Items from a figure collection
*-*-*

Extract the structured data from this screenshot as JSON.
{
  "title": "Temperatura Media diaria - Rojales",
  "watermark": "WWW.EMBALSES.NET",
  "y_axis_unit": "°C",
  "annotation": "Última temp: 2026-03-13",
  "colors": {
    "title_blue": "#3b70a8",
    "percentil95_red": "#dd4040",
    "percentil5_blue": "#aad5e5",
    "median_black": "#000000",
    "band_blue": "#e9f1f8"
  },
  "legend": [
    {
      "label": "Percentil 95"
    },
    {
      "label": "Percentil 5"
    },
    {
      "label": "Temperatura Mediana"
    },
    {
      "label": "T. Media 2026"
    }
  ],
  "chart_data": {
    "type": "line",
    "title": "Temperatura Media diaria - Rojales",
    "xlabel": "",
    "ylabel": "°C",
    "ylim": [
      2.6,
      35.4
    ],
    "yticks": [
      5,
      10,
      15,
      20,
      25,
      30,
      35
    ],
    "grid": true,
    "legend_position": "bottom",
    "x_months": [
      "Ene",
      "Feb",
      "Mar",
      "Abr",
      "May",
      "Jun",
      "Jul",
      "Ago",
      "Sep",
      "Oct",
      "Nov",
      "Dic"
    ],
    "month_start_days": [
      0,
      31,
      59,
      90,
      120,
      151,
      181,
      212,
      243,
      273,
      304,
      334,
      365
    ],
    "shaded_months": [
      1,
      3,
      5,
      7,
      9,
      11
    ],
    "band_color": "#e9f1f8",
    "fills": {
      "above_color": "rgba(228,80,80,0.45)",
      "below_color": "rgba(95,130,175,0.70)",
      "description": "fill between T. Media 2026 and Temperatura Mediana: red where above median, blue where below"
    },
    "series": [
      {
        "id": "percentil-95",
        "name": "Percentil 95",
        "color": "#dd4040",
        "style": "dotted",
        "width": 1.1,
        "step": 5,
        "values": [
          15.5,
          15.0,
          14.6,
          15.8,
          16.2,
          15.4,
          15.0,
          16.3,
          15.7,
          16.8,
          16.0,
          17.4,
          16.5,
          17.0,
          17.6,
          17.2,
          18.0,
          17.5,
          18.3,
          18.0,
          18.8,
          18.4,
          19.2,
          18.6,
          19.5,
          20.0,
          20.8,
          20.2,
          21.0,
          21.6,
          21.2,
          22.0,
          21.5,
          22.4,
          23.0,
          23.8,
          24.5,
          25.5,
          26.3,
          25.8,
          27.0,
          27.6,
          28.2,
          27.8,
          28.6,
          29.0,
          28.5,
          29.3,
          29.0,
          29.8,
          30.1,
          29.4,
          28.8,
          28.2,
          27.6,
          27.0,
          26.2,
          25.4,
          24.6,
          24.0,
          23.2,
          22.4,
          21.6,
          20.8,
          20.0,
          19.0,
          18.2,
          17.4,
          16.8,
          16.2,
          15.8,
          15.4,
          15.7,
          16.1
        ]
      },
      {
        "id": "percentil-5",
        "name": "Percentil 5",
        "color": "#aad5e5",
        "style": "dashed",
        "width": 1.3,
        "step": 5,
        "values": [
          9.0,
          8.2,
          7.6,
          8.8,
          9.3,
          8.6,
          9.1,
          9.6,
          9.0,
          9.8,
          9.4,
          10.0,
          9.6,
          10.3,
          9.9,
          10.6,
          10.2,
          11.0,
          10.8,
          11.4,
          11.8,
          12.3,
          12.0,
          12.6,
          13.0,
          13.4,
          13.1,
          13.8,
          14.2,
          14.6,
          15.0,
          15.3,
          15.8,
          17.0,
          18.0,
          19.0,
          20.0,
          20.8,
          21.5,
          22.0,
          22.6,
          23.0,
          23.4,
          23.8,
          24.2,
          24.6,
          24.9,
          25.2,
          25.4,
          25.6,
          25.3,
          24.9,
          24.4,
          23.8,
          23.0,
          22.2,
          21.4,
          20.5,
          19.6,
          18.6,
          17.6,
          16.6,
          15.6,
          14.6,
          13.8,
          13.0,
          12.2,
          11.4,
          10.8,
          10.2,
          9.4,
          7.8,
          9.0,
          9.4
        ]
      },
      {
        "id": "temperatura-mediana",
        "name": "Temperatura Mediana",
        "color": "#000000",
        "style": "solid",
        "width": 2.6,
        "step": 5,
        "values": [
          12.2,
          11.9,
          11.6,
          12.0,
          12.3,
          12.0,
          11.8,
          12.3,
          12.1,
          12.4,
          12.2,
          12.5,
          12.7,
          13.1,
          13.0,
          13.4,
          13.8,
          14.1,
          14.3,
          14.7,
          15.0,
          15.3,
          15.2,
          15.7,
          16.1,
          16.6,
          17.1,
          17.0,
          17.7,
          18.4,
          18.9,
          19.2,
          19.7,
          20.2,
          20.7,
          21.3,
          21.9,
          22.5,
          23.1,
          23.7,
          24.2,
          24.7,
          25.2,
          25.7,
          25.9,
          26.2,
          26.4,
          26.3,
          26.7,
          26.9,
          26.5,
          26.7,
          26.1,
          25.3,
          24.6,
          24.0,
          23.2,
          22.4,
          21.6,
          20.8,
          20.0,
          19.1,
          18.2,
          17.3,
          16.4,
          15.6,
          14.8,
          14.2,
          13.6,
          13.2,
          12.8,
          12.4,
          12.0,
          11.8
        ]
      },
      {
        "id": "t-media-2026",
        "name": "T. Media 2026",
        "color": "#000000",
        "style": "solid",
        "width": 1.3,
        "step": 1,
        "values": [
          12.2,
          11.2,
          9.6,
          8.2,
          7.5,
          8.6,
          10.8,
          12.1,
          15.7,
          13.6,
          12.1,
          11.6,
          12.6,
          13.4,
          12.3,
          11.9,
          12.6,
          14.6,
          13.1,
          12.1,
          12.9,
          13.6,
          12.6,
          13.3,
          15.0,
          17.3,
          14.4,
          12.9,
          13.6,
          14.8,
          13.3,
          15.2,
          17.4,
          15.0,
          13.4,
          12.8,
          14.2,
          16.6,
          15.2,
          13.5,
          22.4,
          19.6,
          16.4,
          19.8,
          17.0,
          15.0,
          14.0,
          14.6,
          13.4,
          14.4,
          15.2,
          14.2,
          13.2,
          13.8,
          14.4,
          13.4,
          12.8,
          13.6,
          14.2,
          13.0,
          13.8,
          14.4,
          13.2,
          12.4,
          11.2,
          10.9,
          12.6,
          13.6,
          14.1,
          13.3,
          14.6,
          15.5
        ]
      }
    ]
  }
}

*-*-*

▶ _SET EXERCISE_: Repeat the listing exactly, from its first line to its last.

▶ _TASK RESPONSE_:
Extract the structured data from this screenshot as JSON.
{
  "title": "Temperatura Media diaria - Rojales",
  "watermark": "WWW.EMBALSES.NET",
  "y_axis_unit": "°C",
  "annotation": "Última temp: 2026-03-13",
  "colors": {
    "title_blue": "#3b70a8",
    "percentil95_red": "#dd4040",
    "percentil5_blue": "#aad5e5",
    "median_black": "#000000",
    "band_blue": "#e9f1f8"
  },
  "legend": [
    {
      "label": "Percentil 95"
    },
    {
      "label": "Percentil 5"
    },
    {
      "label": "Temperatura Mediana"
    },
    {
      "label": "T. Media 2026"
    }
  ],
  "chart_data": {
    "type": "line",
    "title": "Temperatura Media diaria - Rojales",
    "xlabel": "",
    "ylabel": "°C",
    "ylim": [
      2.6,
      35.4
    ],
    "yticks": [
      5,
      10,
      15,
      20,
      25,
      30,
      35
    ],
    "grid": true,
    "legend_position": "bottom",
    "x_months": [
      "Ene",
      "Feb",
      "Mar",
      "Abr",
      "May",
      "Jun",
      "Jul",
      "Ago",
      "Sep",
      "Oct",
      "Nov",
      "Dic"
    ],
    "month_start_days": [
      0,
      31,
      59,
      90,
      120,
      151,
      181,
      212,
      243,
      273,
      304,
      334,
      365
    ],
    "shaded_months": [
      1,
      3,
      5,
      7,
      9,
      11
    ],
    "band_color": "#e9f1f8",
    "fills": {
      "above_color": "rgba(228,80,80,0.45)",
      "below_color": "rgba(95,130,175,0.70)",
      "description": "fill between T. Media 2026 and Temperatura Mediana: red where above median, blue where below"
    },
    "series": [
      {
        "id": "percentil-95",
        "name": "Percentil 95",
        "color": "#dd4040",
        "style": "dotted",
        "width": 1.1,
        "step": 5,
        "values": [
          15.5,
          15.0,
          14.6,
          15.8,
          16.2,
          15.4,
          15.0,
          16.3,
          15.7,
          16.8,
          16.0,
          17.4,
          16.5,
          17.0,
          17.6,
          17.2,
          18.0,
          17.5,
          18.3,
          18.0,
          18.8,
          18.4,
          19.2,
          18.6,
          19.5,
          20.0,
          20.8,
          20.2,
          21.0,
          21.6,
          21.2,
          22.0,
          21.5,
          22.4,
          23.0,
          23.8,
          24.5,
          25.5,
          26.3,
          25.8,
          27.0,
          27.6,
          28.2,
          27.8,
          28.6,
          29.0,
          28.5,
          29.3,
          29.0,
          29.8,
          30.1,
          29.4,
          28.8,
          28.2,
          27.6,
          27.0,
          26.2,
          25.4,
          24.6,
          24.0,
          23.2,
          22.4,
          21.6,
          20.8,
          20.0,
          19.0,
          18.2,
          17.4,
          16.8,
          16.2,
          15.8,
          15.4,
          15.7,
          16.1
        ]
      },
      {
        "id": "percentil-5",
        "name": "Percentil 5",
        "color": "#aad5e5",
        "style": "dashed",
        "width": 1.3,
        "step": 5,
        "values": [
          9.0,
          8.2,
          7.6,
          8.8,
          9.3,
          8.6,
          9.1,
          9.6,
          9.0,
          9.8,
          9.4,
          10.0,
          9.6,
          10.3,
          9.9,
          10.6,
          10.2,
          11.0,
          10.8,
          11.4,
          11.8,
          12.3,
          12.0,
          12.6,
          13.0,
          13.4,
          13.1,
          13.8,
          14.2,
          14.6,
          15.0,
          15.3,
          15.8,
          17.0,
          18.0,
          19.0,
          20.0,
          20.8,
          21.5,
          22.0,
          22.6,
          23.0,
          23.4,
          23.8,
          24.2,
          24.6,
          24.9,
          25.2,
          25.4,
          25.6,
          25.3,
          24.9,
          24.4,
          23.8,
          23.0,
          22.2,
          21.4,
          20.5,
          19.6,
          18.6,
          17.6,
          16.6,
          15.6,
          14.6,
          13.8,
          13.0,
          12.2,
          11.4,
          10.8,
          10.2,
          9.4,
          7.8,
          9.0,
          9.4
        ]
      },
      {
        "id": "temperatura-mediana",
        "name": "Temperatura Mediana",
        "color": "#000000",
        "style": "solid",
        "width": 2.6,
        "step": 5,
        "values": [
          12.2,
          11.9,
          11.6,
          12.0,
          12.3,
          12.0,
          11.8,
          12.3,
          12.1,
          12.4,
          12.2,
          12.5,
          12.7,
          13.1,
          13.0,
          13.4,
          13.8,
          14.1,
          14.3,
          14.7,
          15.0,
          15.3,
          15.2,
          15.7,
          16.1,
          16.6,
          17.1,
          17.0,
          17.7,
          18.4,
          18.9,
          19.2,
          19.7,
          20.2,
          20.7,
          21.3,
          21.9,
          22.5,
          23.1,
          23.7,
          24.2,
          24.7,
          25.2,
          25.7,
          25.9,
          26.2,
          26.4,
          26.3,
          26.7,
          26.9,
          26.5,
          26.7,
          26.1,
          25.3,
          24.6,
          24.0,
          23.2,
          22.4,
          21.6,
          20.8,
          20.0,
          19.1,
          18.2,
          17.3,
          16.4,
          15.6,
          14.8,
          14.2,
          13.6,
          13.2,
          12.8,
          12.4,
          12.0,
          11.8
        ]
      },
      {
        "id": "t-media-2026",
        "name": "T. Media 2026",
        "color": "#000000",
        "style": "solid",
        "width": 1.3,
        "step": 1,
        "values": [
          12.2,
          11.2,
          9.6,
          8.2,
          7.5,
          8.6,
          10.8,
          12.1,
          15.7,
          13.6,
          12.1,
          11.6,
          12.6,
          13.4,
          12.3,
          11.9,
          12.6,
          14.6,
          13.1,
          12.1,
          12.9,
          13.6,
          12.6,
          13.3,
          15.0,
          17.3,
          14.4,
          12.9,
          13.6,
          14.8,
          13.3,
          15.2,
          17.4,
          15.0,
          13.4,
          12.8,
          14.2,
          16.6,
          15.2,
          13.5,
          22.4,
          19.6,
          16.4,
          19.8,
          17.0,
          15.0,
          14.0,
          14.6,
          13.4,
          14.4,
          15.2,
          14.2,
          13.2,
          13.8,
          14.4,
          13.4,
          12.8,
          13.6,
          14.2,
          13.0,
          13.8,
          14.4,
          13.2,
          12.4,
          11.2,
          10.9,
          12.6,
          13.6,
          14.1,
          13.3,
          14.6,
          15.5
        ]
      }
    ]
  }
}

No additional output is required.